- [Given instruction]
Only lines with the string "Giusti" matter here; gather them from the material below.

== == ==

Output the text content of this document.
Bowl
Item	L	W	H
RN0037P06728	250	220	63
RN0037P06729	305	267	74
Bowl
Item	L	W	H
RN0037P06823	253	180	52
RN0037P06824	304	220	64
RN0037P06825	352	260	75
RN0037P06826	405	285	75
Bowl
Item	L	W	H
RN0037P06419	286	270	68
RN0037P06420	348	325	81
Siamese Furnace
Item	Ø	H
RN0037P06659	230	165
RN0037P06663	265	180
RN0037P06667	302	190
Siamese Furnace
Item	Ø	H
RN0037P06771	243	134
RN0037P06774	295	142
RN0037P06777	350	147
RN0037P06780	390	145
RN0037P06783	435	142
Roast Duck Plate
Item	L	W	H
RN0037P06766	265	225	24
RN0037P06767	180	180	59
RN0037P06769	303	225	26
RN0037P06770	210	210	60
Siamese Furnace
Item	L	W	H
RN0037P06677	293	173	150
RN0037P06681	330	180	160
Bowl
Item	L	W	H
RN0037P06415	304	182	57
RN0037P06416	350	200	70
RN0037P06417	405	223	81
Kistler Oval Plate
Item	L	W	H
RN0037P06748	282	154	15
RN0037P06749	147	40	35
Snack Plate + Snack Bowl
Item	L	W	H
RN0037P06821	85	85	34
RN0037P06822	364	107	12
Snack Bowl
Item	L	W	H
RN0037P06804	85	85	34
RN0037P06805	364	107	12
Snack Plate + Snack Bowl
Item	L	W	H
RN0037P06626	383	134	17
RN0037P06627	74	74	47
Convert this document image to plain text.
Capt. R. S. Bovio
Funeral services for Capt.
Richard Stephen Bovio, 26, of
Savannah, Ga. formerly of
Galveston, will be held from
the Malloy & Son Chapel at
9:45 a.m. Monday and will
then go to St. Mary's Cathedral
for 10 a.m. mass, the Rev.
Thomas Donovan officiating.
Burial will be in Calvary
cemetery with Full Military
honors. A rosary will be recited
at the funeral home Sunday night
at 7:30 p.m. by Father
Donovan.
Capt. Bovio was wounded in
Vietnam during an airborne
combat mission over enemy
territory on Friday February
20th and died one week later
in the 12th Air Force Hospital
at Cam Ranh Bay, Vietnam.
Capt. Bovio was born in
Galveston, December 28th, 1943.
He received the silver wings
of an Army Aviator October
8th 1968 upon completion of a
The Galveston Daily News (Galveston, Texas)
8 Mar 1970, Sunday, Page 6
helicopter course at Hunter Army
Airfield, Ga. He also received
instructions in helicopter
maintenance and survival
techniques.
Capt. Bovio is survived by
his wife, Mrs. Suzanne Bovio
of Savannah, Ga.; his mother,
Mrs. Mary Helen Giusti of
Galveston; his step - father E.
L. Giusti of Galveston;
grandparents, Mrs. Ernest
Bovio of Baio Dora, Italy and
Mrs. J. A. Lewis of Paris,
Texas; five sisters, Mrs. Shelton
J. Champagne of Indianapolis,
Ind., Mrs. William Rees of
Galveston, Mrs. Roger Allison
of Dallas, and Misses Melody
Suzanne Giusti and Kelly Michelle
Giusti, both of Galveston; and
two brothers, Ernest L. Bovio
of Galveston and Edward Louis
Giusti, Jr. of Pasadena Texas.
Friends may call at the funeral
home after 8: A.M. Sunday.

== == ==

- [Exercise answer]
Mrs. Mary Helen Giusti of
L. Giusti of Galveston;
Suzanne Giusti and Kelly Michelle
Giusti, both of Galveston; and
Giusti, Jr. of Pasadena Texas.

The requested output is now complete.